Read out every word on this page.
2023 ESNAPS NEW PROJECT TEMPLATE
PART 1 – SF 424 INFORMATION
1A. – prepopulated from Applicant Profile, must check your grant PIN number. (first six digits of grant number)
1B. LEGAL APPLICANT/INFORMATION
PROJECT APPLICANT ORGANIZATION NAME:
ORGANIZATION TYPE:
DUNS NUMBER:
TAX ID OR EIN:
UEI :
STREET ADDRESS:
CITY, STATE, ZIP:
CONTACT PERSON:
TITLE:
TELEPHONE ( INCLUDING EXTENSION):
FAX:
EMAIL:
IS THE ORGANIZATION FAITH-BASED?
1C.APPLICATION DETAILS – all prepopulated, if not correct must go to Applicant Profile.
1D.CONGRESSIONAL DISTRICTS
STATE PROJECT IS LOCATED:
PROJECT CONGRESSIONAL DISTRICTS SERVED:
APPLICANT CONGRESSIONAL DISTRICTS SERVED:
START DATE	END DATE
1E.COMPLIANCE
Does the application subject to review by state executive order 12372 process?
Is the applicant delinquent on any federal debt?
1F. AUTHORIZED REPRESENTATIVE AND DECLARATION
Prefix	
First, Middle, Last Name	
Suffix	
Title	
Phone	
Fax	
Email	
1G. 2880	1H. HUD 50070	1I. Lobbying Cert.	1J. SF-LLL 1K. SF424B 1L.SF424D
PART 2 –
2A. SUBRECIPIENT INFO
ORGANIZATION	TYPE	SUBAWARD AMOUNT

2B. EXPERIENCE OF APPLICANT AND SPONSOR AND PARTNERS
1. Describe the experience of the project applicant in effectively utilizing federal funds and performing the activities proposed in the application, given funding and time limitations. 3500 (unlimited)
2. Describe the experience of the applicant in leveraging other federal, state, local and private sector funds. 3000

[Required task]:
Report only the number of lines in the records that include the word "prepopulated".

[The response]:
2